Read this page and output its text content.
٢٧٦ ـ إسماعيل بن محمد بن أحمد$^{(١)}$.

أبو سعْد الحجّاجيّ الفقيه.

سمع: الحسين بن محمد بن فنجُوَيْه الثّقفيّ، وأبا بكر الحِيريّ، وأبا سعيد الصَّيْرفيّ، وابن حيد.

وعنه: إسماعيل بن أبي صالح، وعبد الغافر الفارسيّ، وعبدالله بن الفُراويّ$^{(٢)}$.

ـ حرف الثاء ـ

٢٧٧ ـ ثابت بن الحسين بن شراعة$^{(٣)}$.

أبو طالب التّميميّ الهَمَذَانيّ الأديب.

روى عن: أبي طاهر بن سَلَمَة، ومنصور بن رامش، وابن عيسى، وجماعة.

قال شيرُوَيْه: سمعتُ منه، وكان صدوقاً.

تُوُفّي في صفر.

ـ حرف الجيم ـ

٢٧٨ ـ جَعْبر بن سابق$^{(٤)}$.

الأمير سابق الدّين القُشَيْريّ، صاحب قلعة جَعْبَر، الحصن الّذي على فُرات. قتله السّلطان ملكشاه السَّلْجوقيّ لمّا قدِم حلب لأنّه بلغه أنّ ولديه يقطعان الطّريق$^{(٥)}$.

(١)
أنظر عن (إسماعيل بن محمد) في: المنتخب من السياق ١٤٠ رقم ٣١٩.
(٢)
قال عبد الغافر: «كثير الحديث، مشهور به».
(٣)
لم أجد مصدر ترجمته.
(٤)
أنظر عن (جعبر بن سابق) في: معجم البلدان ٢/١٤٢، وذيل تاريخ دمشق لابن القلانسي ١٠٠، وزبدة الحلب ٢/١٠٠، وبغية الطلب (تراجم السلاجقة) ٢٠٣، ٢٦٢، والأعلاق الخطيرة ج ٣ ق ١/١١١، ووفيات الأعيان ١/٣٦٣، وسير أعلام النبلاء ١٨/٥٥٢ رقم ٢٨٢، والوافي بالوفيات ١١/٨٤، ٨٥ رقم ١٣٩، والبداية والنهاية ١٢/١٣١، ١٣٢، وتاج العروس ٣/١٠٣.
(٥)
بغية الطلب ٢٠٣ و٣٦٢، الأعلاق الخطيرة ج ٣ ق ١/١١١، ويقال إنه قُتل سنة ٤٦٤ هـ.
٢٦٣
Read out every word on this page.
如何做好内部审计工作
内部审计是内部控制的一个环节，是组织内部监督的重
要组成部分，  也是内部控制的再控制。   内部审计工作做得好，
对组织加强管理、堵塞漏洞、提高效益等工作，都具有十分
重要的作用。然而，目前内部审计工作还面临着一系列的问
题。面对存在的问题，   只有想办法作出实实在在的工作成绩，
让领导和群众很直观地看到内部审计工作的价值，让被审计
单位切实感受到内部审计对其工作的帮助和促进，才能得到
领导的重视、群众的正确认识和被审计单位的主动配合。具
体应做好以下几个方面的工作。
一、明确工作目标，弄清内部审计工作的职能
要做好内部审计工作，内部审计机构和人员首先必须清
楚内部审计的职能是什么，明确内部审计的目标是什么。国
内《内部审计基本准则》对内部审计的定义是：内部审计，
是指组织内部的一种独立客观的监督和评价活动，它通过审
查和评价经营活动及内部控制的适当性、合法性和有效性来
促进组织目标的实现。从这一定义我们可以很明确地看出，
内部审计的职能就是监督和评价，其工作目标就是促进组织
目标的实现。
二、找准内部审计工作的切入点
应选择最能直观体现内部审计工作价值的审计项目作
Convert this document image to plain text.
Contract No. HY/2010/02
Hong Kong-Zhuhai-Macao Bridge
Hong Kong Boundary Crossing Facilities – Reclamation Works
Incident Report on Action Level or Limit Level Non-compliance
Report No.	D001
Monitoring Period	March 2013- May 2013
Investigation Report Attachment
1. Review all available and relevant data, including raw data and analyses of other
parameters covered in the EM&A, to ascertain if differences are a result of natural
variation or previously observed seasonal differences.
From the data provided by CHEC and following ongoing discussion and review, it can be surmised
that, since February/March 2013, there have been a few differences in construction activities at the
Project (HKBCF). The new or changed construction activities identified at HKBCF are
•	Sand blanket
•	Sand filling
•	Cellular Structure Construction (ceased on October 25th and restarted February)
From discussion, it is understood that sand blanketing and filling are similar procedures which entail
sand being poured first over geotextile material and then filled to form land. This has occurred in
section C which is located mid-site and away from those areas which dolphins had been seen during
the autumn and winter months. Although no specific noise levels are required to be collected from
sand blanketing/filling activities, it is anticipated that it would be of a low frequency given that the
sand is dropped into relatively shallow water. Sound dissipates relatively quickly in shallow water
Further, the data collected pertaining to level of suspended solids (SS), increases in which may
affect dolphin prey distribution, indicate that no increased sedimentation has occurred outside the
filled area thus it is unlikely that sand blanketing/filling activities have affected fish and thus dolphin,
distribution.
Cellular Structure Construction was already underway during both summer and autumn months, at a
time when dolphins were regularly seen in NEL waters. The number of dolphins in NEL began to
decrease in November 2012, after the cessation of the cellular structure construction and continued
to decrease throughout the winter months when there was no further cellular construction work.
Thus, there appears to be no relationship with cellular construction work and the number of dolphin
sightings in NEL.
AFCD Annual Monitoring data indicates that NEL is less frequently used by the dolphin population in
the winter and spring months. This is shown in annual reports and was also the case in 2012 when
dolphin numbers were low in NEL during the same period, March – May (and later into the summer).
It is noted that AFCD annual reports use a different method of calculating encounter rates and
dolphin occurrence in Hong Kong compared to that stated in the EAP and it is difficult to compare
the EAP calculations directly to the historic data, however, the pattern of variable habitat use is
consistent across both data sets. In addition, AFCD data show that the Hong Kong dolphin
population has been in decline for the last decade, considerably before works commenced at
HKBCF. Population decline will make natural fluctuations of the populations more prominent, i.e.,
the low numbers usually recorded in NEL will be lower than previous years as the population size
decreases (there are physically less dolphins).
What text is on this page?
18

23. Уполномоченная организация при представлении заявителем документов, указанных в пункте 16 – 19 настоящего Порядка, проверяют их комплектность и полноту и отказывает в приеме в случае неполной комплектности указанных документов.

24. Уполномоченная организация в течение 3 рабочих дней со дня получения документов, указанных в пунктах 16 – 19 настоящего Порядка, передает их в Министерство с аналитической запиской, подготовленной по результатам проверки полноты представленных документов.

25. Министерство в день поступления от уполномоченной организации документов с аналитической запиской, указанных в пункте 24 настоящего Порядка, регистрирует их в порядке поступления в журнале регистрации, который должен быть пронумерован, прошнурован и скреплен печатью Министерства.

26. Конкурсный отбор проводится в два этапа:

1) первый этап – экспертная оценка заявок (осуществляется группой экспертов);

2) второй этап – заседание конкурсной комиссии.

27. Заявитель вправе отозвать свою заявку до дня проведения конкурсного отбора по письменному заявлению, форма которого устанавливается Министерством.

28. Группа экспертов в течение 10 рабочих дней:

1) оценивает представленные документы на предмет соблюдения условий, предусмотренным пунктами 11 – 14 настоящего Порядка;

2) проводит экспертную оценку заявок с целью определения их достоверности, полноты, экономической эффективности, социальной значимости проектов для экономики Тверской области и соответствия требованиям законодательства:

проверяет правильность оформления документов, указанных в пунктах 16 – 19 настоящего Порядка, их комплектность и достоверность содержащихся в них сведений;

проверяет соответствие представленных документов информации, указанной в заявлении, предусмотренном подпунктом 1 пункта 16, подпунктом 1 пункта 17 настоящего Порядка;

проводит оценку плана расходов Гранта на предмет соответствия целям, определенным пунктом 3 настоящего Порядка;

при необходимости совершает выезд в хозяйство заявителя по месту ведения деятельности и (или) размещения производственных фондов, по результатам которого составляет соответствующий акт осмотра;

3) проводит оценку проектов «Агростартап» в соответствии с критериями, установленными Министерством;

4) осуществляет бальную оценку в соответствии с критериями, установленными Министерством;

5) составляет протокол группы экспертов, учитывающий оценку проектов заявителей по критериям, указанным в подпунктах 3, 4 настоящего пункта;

┄┄┄┄┄┄┄┄┄┄

- _Exercise description_: In the material above, show every line where the word "سابق" turns up.

- _Answer to this exercise_:
٢٧٨ ـ جَعْبر بن سابق$^{(٤)}$.
الأمير سابق الدّين القُشَيْريّ، صاحب قلعة جَعْبَر، الحصن الّذي على فُرات. قتله السّلطان ملكشاه السَّلْجوقيّ لمّا قدِم حلب لأنّه بلغه أنّ ولديه يقطعان الطّريق$^{(٥)}$.
أنظر عن (جعبر بن سابق) في: معجم البلدان ٢/١٤٢، وذيل تاريخ دمشق لابن القلانسي ١٠٠، وزبدة الحلب ٢/١٠٠، وبغية الطلب (تراجم السلاجقة) ٢٠٣، ٢٦٢، والأعلاق الخطيرة ج ٣ ق ١/١١١، ووفيات الأعيان ١/٣٦٣، وسير أعلام النبلاء ١٨/٥٥٢ رقم ٢٨٢، والوافي بالوفيات ١١/٨٤، ٨٥ رقم ١٣٩، والبداية والنهاية ١٢/١٣١، ١٣٢، وتاج العروس ٣/١٠٣.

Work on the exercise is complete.